> [Written problem]: Identify every line in the records below that contains the word "name", and reproduce each one.

> [Exercise data]:
○ ○ ○ ○ ○ ○ ○

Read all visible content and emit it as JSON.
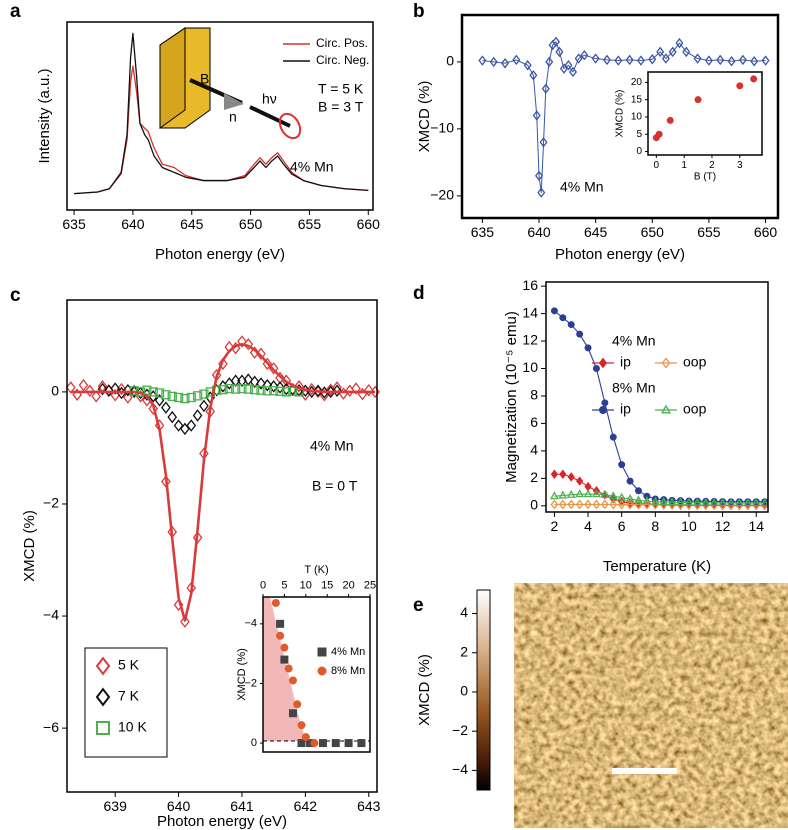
{
  "chart_data": [
    {
      "type": "line",
      "label": "a",
      "xlabel": "Photon energy (eV)",
      "ylabel": "Intensity (a.u.)",
      "x": [
        635,
        637,
        638,
        639,
        639.5,
        639.8,
        640.0,
        640.3,
        640.6,
        641,
        641.3,
        641.8,
        642.5,
        643.5,
        644.5,
        646,
        648,
        649.5,
        650.3,
        650.8,
        651.3,
        651.8,
        652.3,
        652.8,
        653.5,
        654.5,
        656,
        658,
        660
      ],
      "series": [
        {
          "name": "Circ. Pos.",
          "color": "#d9312f",
          "values": [
            0.02,
            0.03,
            0.05,
            0.14,
            0.35,
            0.7,
            0.8,
            0.65,
            0.45,
            0.42,
            0.4,
            0.3,
            0.2,
            0.18,
            0.13,
            0.1,
            0.1,
            0.13,
            0.2,
            0.24,
            0.2,
            0.24,
            0.27,
            0.22,
            0.15,
            0.1,
            0.07,
            0.05,
            0.04
          ]
        },
        {
          "name": "Circ. Neg.",
          "color": "#111111",
          "values": [
            0.02,
            0.03,
            0.05,
            0.15,
            0.38,
            0.85,
            1.0,
            0.75,
            0.45,
            0.38,
            0.35,
            0.25,
            0.18,
            0.15,
            0.12,
            0.1,
            0.1,
            0.12,
            0.18,
            0.22,
            0.18,
            0.22,
            0.25,
            0.2,
            0.14,
            0.1,
            0.07,
            0.05,
            0.04
          ]
        }
      ],
      "xlim": [
        634.4,
        660.4
      ],
      "xticks": [
        635,
        640,
        645,
        650,
        655,
        660
      ],
      "ylim": [
        -0.08,
        1.07
      ],
      "annotations": [
        "B",
        "n",
        "hν",
        "T = 5 K",
        "B = 3 T",
        "4% Mn"
      ]
    },
    {
      "type": "line",
      "label": "b",
      "xlabel": "Photon energy (eV)",
      "ylabel": "XMCD (%)",
      "x": [
        635,
        636,
        637,
        638,
        639,
        639.5,
        639.8,
        640.0,
        640.2,
        640.4,
        640.6,
        640.9,
        641.2,
        641.5,
        641.8,
        642.2,
        642.6,
        643,
        643.5,
        644,
        645,
        646,
        647,
        648,
        649,
        650,
        650.7,
        651.2,
        651.8,
        652.4,
        653,
        654,
        655,
        656,
        657,
        658,
        659,
        660
      ],
      "series": [
        {
          "color": "#3a55a4",
          "marker": "diamond-open",
          "values": [
            0.2,
            0.0,
            -0.2,
            0.3,
            -0.5,
            -2,
            -8,
            -17,
            -19.5,
            -12,
            -4,
            0,
            2.5,
            3,
            1.5,
            -1,
            -0.5,
            -1.5,
            0.5,
            1,
            0.5,
            0.3,
            0.2,
            0.3,
            0.2,
            0.4,
            1.5,
            0.5,
            1.5,
            2.8,
            1.5,
            0.5,
            0.2,
            0.3,
            0.1,
            0.3,
            0.1,
            0.2
          ]
        }
      ],
      "xlim": [
        633.2,
        661.1
      ],
      "xticks": [
        635,
        640,
        645,
        650,
        655,
        660
      ],
      "ylim": [
        -23.3,
        7
      ],
      "yticks": [
        {
          "value": -20,
          "label": "−20"
        },
        {
          "value": -10,
          "label": "−10"
        },
        0
      ],
      "annotations": [
        "4% Mn"
      ],
      "inset": {
        "type": "scatter",
        "xlabel": "B (T)",
        "ylabel": "XMCD (%)",
        "x": [
          0,
          0.1,
          0.5,
          1.5,
          3,
          3.5
        ],
        "series": [
          {
            "color": "#d9312f",
            "marker": "circle",
            "values": [
              4,
              5,
              9,
              15,
              19,
              21
            ]
          }
        ],
        "xlim": [
          -0.3,
          3.8
        ],
        "xticks": [
          0,
          1,
          2,
          3
        ],
        "ylim": [
          -1,
          23
        ],
        "yticks": [
          0,
          5,
          10,
          15,
          20
        ]
      }
    },
    {
      "type": "scatter",
      "label": "c",
      "xlabel": "Photon energy (eV)",
      "ylabel": "XMCD (%)",
      "x": [
        638.3,
        638.4,
        638.5,
        638.6,
        638.7,
        638.8,
        638.9,
        639.0,
        639.1,
        639.2,
        639.3,
        639.4,
        639.5,
        639.6,
        639.7,
        639.8,
        639.9,
        640.0,
        640.1,
        640.2,
        640.3,
        640.4,
        640.5,
        640.6,
        640.7,
        640.8,
        640.9,
        641.0,
        641.1,
        641.2,
        641.3,
        641.4,
        641.5,
        641.6,
        641.7,
        641.8,
        641.9,
        642.0,
        642.1,
        642.2,
        642.3,
        642.4,
        642.5,
        642.6,
        642.7,
        642.8,
        642.9,
        643.0,
        643.1
      ],
      "series": [
        {
          "name": "5 K",
          "color": "#d93a3a",
          "marker": "diamond-open",
          "values": [
            0.08,
            -0.05,
            0.12,
            0.02,
            -0.08,
            0.1,
            0.03,
            -0.06,
            0.05,
            -0.1,
            0.02,
            -0.08,
            -0.15,
            -0.3,
            -0.6,
            -1.6,
            -2.5,
            -3.8,
            -4.1,
            -3.5,
            -2.6,
            -1.1,
            -0.35,
            0.3,
            0.5,
            0.8,
            0.78,
            0.9,
            0.85,
            0.7,
            0.68,
            0.5,
            0.42,
            0.25,
            0.2,
            0.05,
            0.1,
            -0.05,
            0.05,
            0.0,
            -0.06,
            0.04,
            0.08,
            -0.03,
            0.02,
            0.06,
            -0.04,
            0.03,
            0.0
          ]
        },
        {
          "name": "7 K",
          "color": "#111111",
          "marker": "diamond-open",
          "values": [
            null,
            null,
            null,
            null,
            null,
            0.05,
            0.02,
            0.06,
            -0.02,
            0.03,
            0.0,
            -0.02,
            -0.05,
            -0.08,
            -0.15,
            -0.28,
            -0.45,
            -0.6,
            -0.66,
            -0.6,
            -0.42,
            -0.25,
            -0.1,
            0.03,
            0.1,
            0.15,
            0.2,
            0.2,
            0.22,
            0.18,
            0.15,
            0.12,
            0.1,
            0.08,
            0.05,
            0.04,
            0.03,
            0.02,
            0.0,
            0.02,
            -0.01,
            0.0,
            0.02,
            null,
            null,
            null,
            null,
            null,
            null
          ]
        },
        {
          "name": "10 K",
          "color": "#4caf50",
          "marker": "square-open",
          "values": [
            null,
            null,
            null,
            null,
            null,
            null,
            null,
            null,
            null,
            null,
            0.02,
            0.0,
            0.03,
            0.0,
            -0.02,
            -0.05,
            -0.08,
            -0.1,
            -0.12,
            -0.1,
            -0.07,
            -0.04,
            0.0,
            0.03,
            0.04,
            0.06,
            0.05,
            0.06,
            0.05,
            0.04,
            0.03,
            0.02,
            0.02,
            0.01,
            0.0,
            0.01,
            0.0,
            null,
            null,
            null,
            null,
            null,
            null,
            null,
            null,
            null,
            null,
            null,
            null
          ]
        }
      ],
      "fit": {
        "color": "#d93a3a",
        "values": [
          0,
          0,
          0,
          0,
          0,
          0,
          0,
          0,
          0,
          0,
          0,
          -0.02,
          -0.07,
          -0.24,
          -0.67,
          -1.49,
          -2.62,
          -3.67,
          -4.08,
          -3.6,
          -2.46,
          -1.22,
          -0.29,
          0.27,
          0.57,
          0.73,
          0.82,
          0.85,
          0.82,
          0.75,
          0.64,
          0.52,
          0.39,
          0.28,
          0.18,
          0.12,
          0.07,
          0.04,
          0.02,
          0.01,
          0,
          0,
          0,
          0,
          0,
          0,
          0,
          0,
          0
        ]
      },
      "xlim": [
        638.24,
        643.13
      ],
      "xticks": [
        639,
        640,
        641,
        642,
        643
      ],
      "ylim": [
        -7.14,
        1.64
      ],
      "yticks": [
        {
          "value": -6,
          "label": "−6"
        },
        {
          "value": -4,
          "label": "−4"
        },
        {
          "value": -2,
          "label": "−2"
        },
        0
      ],
      "annotations": [
        "4% Mn",
        "B = 0 T"
      ],
      "inset": {
        "type": "scatter",
        "xlabel": "T (K)",
        "ylabel": "XMCD (%)",
        "series": [
          {
            "name": "4% Mn",
            "color": "#444444",
            "marker": "square",
            "x": [
              4,
              5,
              7,
              9,
              11,
              14,
              17,
              20,
              23
            ],
            "values": [
              -4,
              -2.8,
              -1,
              0,
              0,
              0,
              0,
              0,
              0
            ]
          },
          {
            "name": "8% Mn",
            "color": "#e05a2b",
            "marker": "circle",
            "x": [
              3,
              4,
              5,
              6,
              7,
              8,
              9,
              10,
              12
            ],
            "values": [
              -4.7,
              -3.6,
              -3.2,
              -2.5,
              -2.1,
              -1.3,
              -0.6,
              -0.2,
              0
            ]
          }
        ],
        "xlim": [
          0,
          25
        ],
        "xticks": [
          0,
          5,
          10,
          15,
          20,
          25
        ],
        "ylim": [
          0.3,
          -4.9
        ],
        "yticks": [
          0,
          {
            "value": -2,
            "label": "−2"
          },
          {
            "value": -4,
            "label": "−4"
          }
        ]
      }
    },
    {
      "type": "line",
      "label": "d",
      "xlabel": "Temperature (K)",
      "ylabel": "Magnetization (10⁻⁵ emu)",
      "x": [
        2,
        2.5,
        3,
        3.5,
        4,
        4.5,
        5,
        5.5,
        6,
        6.5,
        7,
        7.5,
        8,
        8.5,
        9,
        9.5,
        10,
        10.5,
        11,
        11.5,
        12,
        12.5,
        13,
        13.5,
        14,
        14.5
      ],
      "legend_titles": [
        "4% Mn",
        "8% Mn"
      ],
      "series": [
        {
          "name": "ip",
          "color": "#d7262b",
          "marker": "diamond",
          "values": [
            2.3,
            2.3,
            2.1,
            1.8,
            1.4,
            1.1,
            0.8,
            0.5,
            0.3,
            0.2,
            0.15,
            0.1,
            0.08,
            0.06,
            0.05,
            0.04,
            0.04,
            0.03,
            0.03,
            0.03,
            0.02,
            0.02,
            0.02,
            0.02,
            0.02,
            0.02
          ]
        },
        {
          "name": "oop",
          "color": "#e8954a",
          "marker": "diamond-open",
          "values": [
            0.1,
            0.1,
            0.1,
            0.1,
            0.1,
            0.1,
            0.1,
            0.1,
            0.08,
            0.08,
            0.08,
            0.08,
            0.08,
            0.08,
            0.08,
            0.08,
            0.06,
            0.06,
            0.06,
            0.06,
            0.06,
            0.06,
            0.06,
            0.06,
            0.06,
            0.06
          ]
        },
        {
          "name": "ip",
          "color": "#2b3f96",
          "marker": "circle",
          "values": [
            14.2,
            13.7,
            13.2,
            12.5,
            11.5,
            10,
            7.5,
            5,
            3,
            1.8,
            1.1,
            0.7,
            0.5,
            0.45,
            0.4,
            0.38,
            0.35,
            0.34,
            0.33,
            0.32,
            0.31,
            0.3,
            0.3,
            0.3,
            0.3,
            0.3
          ]
        },
        {
          "name": "oop",
          "color": "#4caf50",
          "marker": "triangle-open",
          "values": [
            0.7,
            0.75,
            0.8,
            0.85,
            0.85,
            0.85,
            0.8,
            0.7,
            0.6,
            0.5,
            0.4,
            0.35,
            0.3,
            0.28,
            0.26,
            0.25,
            0.24,
            0.23,
            0.22,
            0.22,
            0.21,
            0.2,
            0.2,
            0.2,
            0.2,
            0.2
          ]
        }
      ],
      "xlim": [
        1.5,
        14.7
      ],
      "xticks": [
        2,
        4,
        6,
        8,
        10,
        12,
        14
      ],
      "ylim": [
        -0.45,
        16.3
      ],
      "yticks": [
        0,
        2,
        4,
        6,
        8,
        10,
        12,
        14,
        16
      ]
    },
    {
      "type": "image",
      "label": "e",
      "colorbar": {
        "label": "XMCD (%)",
        "lim": [
          -5,
          5.2
        ],
        "ticks": [
          {
            "value": -4,
            "label": "−4"
          },
          {
            "value": -2,
            "label": "−2"
          },
          0,
          2,
          4
        ]
      }
    }
  ]
}
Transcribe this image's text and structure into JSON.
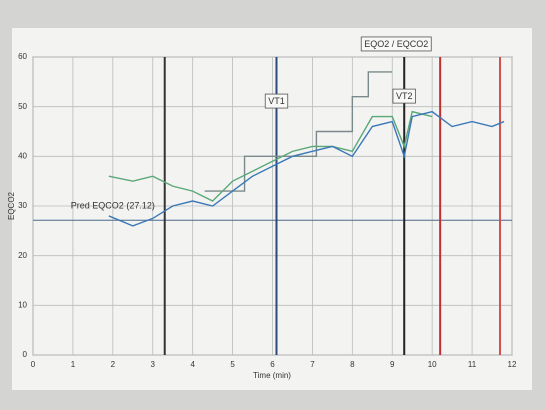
{
  "chart_data": {
    "type": "line",
    "y_label": "EQCO2",
    "x_label": "Time (min)",
    "xlim": [
      0,
      12
    ],
    "xticks": [
      0,
      1,
      2,
      3,
      4,
      5,
      6,
      7,
      8,
      9,
      10,
      11,
      12
    ],
    "ylim": [
      0,
      60
    ],
    "yticks": [
      0,
      10,
      20,
      30,
      40,
      50,
      60
    ],
    "grid": true,
    "series": [
      {
        "color": "#7a8a8a",
        "x": [
          4.3,
          5.3,
          5.3,
          7.1,
          7.1,
          8.0,
          8.0,
          8.4,
          8.4,
          9.0
        ],
        "values": [
          33,
          33,
          40,
          40,
          45,
          45,
          52,
          52,
          57,
          57
        ]
      },
      {
        "color": "#5aa878",
        "x": [
          1.9,
          2.5,
          3,
          3.5,
          4,
          4.5,
          5,
          5.5,
          6,
          6.5,
          7,
          7.5,
          8,
          8.5,
          9,
          9.3,
          9.5,
          10
        ],
        "values": [
          36,
          35,
          36,
          34,
          33,
          31,
          35,
          37,
          39,
          41,
          42,
          42,
          41,
          48,
          48,
          42,
          49,
          48
        ]
      },
      {
        "color": "#3a78b8",
        "x": [
          1.9,
          2.5,
          3,
          3.5,
          4,
          4.5,
          5,
          5.5,
          6,
          6.5,
          7,
          7.5,
          8,
          8.5,
          9,
          9.3,
          9.5,
          10,
          10.5,
          11,
          11.5,
          11.8
        ],
        "values": [
          28,
          26,
          27.5,
          30,
          31,
          30,
          33,
          36,
          38,
          40,
          41,
          42,
          40,
          46,
          47,
          40,
          48,
          49,
          46,
          47,
          46,
          47
        ]
      }
    ],
    "vlines": [
      {
        "x": 3.3,
        "color": "#333333"
      },
      {
        "x": 6.1,
        "color": "#2a4a7a"
      },
      {
        "x": 9.3,
        "color": "#222222"
      },
      {
        "x": 10.2,
        "color": "#c03030"
      },
      {
        "x": 11.7,
        "color": "#d05050"
      }
    ],
    "hlines": [
      {
        "y": 27.12,
        "color": "#4a6a8a"
      }
    ],
    "annotations": [
      {
        "text": "Pred EQCO2 (27.12)",
        "x": 2.0,
        "y": 30,
        "box": false
      },
      {
        "text": "VT1",
        "x": 6.1,
        "y": 51,
        "box": true
      },
      {
        "text": "VT2",
        "x": 9.3,
        "y": 52,
        "box": true
      },
      {
        "text": "EQO2 / EQCO2",
        "x": 9.1,
        "y": 62.5,
        "box": true
      }
    ]
  }
}
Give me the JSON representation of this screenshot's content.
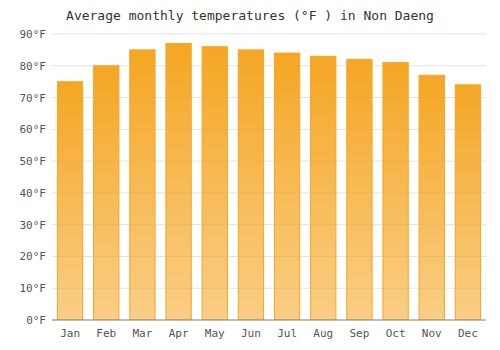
{
  "chart_data": {
    "type": "bar",
    "title": "Average monthly temperatures (°F ) in Non Daeng",
    "categories": [
      "Jan",
      "Feb",
      "Mar",
      "Apr",
      "May",
      "Jun",
      "Jul",
      "Aug",
      "Sep",
      "Oct",
      "Nov",
      "Dec"
    ],
    "values": [
      75,
      80,
      85,
      87,
      86,
      85,
      84,
      83,
      82,
      81,
      77,
      74
    ],
    "color": "#F5A623",
    "ylim": [
      0,
      90
    ],
    "yticks": [
      {
        "value": 0,
        "label": "0°F"
      },
      {
        "value": 10,
        "label": "10°F"
      },
      {
        "value": 20,
        "label": "20°F"
      },
      {
        "value": 30,
        "label": "30°F"
      },
      {
        "value": 40,
        "label": "40°F"
      },
      {
        "value": 50,
        "label": "50°F"
      },
      {
        "value": 60,
        "label": "60°F"
      },
      {
        "value": 70,
        "label": "70°F"
      },
      {
        "value": 80,
        "label": "80°F"
      },
      {
        "value": 90,
        "label": "90°F"
      }
    ],
    "grid": true
  }
}
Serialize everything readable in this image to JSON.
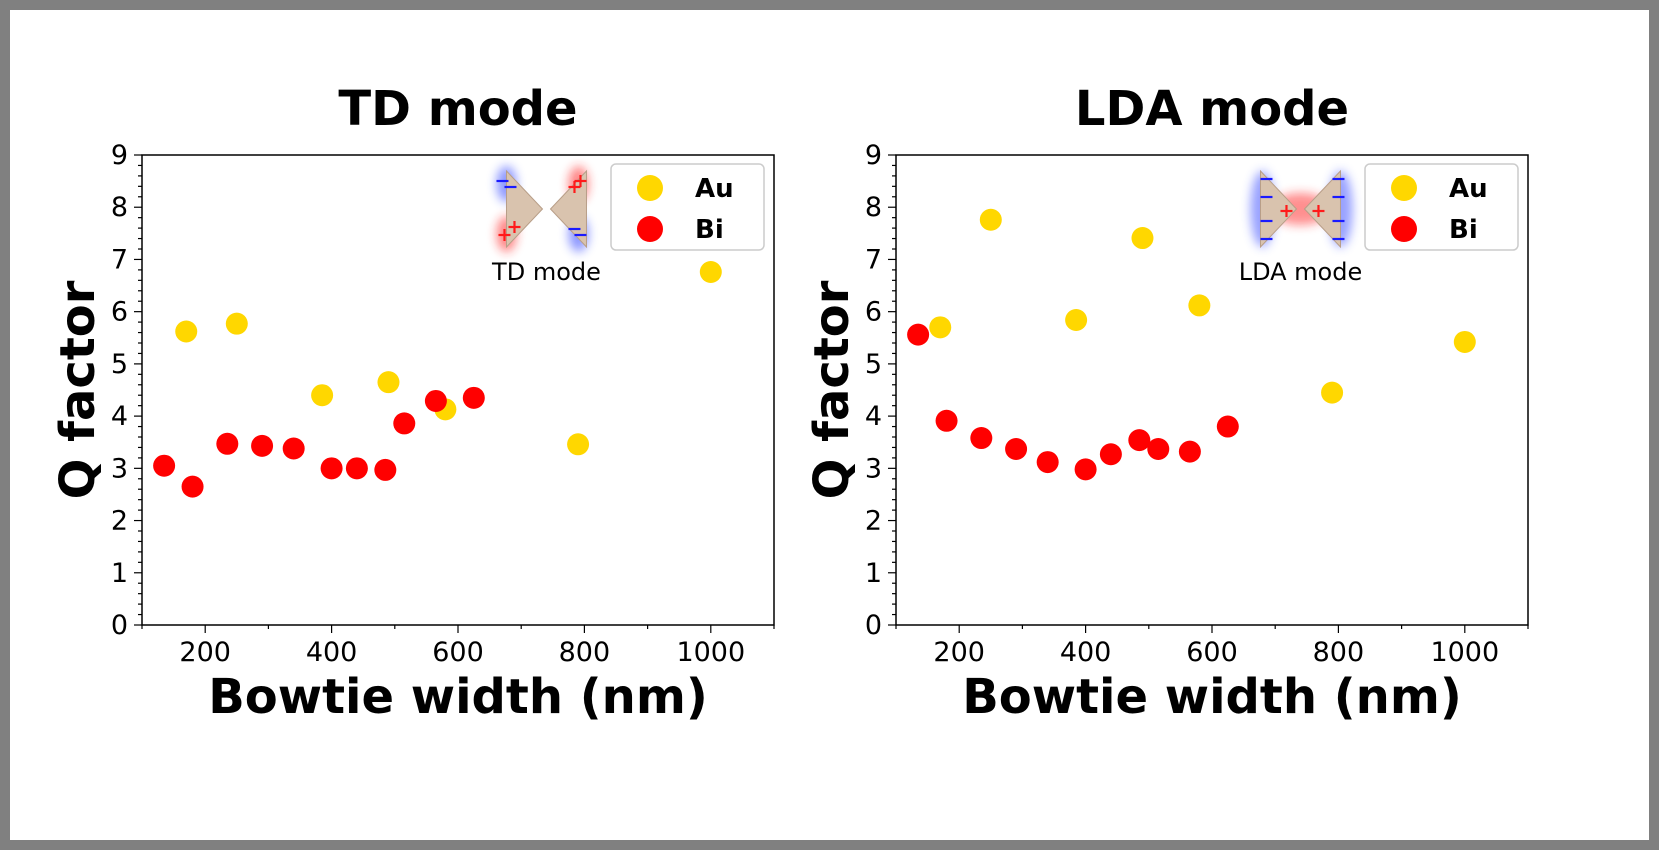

○ ○ ○ ○ ○ ○ ○

> [Exercise answer]:
          "name": "Circ. Pos.",
          "name": "Circ. Neg.",
          "name": "5 K",
          "name": "7 K",
          "name": "10 K",
            "name": "4% Mn",
            "name": "8% Mn",
          "name": "ip",
          "name": "oop",
          "name": "ip",
          "name": "oop",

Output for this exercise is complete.